**Task to complete:** Look through the records below and give the number of lines holding the string "Using", nothing more.

═══ Records to process

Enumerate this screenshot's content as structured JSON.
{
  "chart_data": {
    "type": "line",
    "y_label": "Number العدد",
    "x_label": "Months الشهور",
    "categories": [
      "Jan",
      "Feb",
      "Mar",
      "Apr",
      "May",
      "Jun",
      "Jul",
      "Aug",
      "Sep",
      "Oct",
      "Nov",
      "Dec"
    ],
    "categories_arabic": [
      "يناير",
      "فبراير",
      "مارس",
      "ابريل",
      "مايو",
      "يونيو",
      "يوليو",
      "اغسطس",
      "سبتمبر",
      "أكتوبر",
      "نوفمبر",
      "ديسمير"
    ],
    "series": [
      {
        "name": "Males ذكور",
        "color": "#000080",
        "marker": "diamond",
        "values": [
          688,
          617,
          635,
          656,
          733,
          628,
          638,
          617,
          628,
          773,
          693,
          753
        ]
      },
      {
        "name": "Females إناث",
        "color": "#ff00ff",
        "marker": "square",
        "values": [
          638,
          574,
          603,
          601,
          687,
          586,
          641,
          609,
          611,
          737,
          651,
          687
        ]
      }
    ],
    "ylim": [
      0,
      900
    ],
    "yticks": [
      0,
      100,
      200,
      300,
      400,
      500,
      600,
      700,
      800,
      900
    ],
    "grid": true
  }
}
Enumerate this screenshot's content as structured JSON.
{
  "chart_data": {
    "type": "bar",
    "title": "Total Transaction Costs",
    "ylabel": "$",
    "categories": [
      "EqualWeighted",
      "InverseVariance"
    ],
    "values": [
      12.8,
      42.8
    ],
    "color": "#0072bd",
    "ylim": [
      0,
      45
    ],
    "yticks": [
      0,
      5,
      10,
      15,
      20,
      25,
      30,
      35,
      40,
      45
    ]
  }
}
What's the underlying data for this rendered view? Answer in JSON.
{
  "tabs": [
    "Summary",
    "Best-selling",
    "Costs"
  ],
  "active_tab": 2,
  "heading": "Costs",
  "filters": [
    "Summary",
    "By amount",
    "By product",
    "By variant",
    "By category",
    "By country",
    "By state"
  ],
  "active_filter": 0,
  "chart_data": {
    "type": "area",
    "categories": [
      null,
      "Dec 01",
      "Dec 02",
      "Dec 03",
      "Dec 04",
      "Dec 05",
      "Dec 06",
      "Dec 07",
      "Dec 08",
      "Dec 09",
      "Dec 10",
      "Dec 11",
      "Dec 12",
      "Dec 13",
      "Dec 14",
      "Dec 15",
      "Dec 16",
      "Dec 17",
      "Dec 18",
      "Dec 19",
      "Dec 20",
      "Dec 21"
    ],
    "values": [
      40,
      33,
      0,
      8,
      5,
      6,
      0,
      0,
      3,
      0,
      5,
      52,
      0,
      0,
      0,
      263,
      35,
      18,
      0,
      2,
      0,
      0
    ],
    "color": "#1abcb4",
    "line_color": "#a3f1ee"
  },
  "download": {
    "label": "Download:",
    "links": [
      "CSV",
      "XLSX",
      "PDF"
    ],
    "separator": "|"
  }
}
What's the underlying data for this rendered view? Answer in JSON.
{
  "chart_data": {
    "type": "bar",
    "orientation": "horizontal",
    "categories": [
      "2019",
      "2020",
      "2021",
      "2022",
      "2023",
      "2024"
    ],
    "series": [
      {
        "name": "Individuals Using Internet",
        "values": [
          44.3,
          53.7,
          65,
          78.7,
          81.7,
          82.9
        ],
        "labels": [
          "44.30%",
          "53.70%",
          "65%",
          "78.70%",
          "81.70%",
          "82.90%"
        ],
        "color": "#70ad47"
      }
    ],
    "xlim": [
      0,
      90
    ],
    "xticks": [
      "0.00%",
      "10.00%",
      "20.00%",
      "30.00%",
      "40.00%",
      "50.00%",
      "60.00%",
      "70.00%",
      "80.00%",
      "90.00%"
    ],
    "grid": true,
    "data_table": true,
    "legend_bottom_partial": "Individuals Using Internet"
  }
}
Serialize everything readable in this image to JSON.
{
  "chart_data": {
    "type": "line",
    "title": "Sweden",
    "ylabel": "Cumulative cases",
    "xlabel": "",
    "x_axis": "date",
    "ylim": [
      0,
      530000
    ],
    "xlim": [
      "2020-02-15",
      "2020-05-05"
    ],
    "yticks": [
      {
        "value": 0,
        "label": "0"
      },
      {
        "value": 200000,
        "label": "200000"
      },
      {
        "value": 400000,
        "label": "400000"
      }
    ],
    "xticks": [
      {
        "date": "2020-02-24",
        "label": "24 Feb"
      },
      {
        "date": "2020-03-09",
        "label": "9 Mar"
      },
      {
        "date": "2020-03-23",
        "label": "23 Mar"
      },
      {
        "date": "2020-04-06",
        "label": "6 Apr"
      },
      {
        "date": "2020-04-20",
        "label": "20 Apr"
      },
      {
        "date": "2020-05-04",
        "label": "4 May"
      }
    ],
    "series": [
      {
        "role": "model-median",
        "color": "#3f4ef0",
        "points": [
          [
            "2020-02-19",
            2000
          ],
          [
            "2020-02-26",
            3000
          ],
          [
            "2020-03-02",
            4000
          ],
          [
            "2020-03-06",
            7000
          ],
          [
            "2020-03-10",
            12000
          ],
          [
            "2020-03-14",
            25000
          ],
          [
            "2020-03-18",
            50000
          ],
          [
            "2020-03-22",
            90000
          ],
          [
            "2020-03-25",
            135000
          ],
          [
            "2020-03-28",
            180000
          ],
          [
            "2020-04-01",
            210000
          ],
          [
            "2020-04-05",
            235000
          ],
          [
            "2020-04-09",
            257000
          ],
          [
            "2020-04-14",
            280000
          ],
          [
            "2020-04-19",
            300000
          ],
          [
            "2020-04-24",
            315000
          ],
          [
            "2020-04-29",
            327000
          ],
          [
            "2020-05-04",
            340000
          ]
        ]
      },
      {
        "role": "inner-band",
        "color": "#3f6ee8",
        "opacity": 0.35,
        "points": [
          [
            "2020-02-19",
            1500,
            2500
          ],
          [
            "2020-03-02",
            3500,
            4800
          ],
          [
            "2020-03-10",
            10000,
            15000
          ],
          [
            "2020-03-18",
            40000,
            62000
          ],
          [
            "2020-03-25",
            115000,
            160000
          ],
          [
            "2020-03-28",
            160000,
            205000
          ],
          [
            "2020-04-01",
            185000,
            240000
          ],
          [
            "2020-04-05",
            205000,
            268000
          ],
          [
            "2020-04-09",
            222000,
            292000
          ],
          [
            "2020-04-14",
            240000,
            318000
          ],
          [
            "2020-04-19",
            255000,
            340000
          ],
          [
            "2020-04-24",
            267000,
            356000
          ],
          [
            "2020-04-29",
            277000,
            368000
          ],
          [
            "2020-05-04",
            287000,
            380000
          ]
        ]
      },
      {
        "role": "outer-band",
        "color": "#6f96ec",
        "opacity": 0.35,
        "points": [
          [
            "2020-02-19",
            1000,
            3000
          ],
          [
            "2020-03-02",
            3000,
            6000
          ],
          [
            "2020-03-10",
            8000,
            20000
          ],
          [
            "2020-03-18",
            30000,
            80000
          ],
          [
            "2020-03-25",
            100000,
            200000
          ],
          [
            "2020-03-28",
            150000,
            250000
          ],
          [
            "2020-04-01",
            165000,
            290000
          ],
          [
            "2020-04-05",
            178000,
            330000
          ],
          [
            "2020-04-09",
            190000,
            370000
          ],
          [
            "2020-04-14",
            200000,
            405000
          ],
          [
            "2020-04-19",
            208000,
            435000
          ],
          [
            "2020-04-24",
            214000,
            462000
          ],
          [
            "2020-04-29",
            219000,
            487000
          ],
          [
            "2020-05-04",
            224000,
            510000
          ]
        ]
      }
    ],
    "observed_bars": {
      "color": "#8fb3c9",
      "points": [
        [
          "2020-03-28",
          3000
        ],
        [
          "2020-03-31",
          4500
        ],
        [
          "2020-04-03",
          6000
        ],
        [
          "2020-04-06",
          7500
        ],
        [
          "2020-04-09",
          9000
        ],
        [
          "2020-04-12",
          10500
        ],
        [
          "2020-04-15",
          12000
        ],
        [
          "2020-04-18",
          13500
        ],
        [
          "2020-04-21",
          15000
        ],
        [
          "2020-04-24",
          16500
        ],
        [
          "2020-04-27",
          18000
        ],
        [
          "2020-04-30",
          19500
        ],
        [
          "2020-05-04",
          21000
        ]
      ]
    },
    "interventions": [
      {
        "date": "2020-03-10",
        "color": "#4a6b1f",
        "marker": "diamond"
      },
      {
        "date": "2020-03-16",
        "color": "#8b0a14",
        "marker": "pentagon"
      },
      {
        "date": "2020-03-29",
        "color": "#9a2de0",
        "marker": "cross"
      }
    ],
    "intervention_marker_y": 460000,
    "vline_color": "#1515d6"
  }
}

══════

**Completed task:** 2